Dataset entries Block Start

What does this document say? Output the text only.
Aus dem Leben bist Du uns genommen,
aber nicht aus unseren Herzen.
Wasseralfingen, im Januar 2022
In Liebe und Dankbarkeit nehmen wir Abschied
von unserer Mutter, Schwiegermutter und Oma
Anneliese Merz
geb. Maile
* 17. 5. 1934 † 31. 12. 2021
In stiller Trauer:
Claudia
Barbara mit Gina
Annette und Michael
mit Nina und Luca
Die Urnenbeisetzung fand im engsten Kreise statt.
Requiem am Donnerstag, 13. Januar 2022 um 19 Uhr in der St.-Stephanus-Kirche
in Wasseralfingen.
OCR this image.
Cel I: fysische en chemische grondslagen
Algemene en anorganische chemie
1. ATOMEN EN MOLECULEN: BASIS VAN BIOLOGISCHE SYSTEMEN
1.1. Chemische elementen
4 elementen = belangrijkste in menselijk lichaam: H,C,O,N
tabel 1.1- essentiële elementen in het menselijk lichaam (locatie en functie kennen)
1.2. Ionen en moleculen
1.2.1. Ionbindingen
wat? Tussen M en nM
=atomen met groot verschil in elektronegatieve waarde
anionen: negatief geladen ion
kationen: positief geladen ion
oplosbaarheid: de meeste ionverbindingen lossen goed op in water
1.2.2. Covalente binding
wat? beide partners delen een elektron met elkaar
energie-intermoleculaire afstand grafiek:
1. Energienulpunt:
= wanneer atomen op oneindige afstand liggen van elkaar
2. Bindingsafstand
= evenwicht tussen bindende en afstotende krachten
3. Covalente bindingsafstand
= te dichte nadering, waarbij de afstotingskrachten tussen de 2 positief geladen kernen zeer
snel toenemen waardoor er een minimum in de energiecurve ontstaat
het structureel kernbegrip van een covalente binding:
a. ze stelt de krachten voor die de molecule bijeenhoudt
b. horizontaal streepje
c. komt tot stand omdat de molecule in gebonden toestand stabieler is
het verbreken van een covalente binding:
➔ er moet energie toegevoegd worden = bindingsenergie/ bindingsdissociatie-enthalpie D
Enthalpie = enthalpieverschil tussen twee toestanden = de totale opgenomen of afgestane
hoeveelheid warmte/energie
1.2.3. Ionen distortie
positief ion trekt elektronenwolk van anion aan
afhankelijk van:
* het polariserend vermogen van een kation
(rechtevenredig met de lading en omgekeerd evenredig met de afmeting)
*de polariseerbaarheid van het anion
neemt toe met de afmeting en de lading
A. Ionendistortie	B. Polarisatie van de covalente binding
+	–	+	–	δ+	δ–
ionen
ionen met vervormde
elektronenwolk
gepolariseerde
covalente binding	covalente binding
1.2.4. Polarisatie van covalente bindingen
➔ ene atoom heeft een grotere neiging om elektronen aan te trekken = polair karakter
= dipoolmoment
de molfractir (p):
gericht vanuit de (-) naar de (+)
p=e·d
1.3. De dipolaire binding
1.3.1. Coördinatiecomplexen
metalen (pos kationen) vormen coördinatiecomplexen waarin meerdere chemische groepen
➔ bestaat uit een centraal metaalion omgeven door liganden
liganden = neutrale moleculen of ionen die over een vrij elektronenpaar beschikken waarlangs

Dataset entries Block End

- How to complete this task
When a line of the material holds the string "positief", copy that line.

- Response to this task
kationen: positief geladen ion
= te dichte nadering, waarbij de afstotingskrachten tussen de 2 positief geladen kernen zeer
positief ion trekt elektronenwolk van anion aan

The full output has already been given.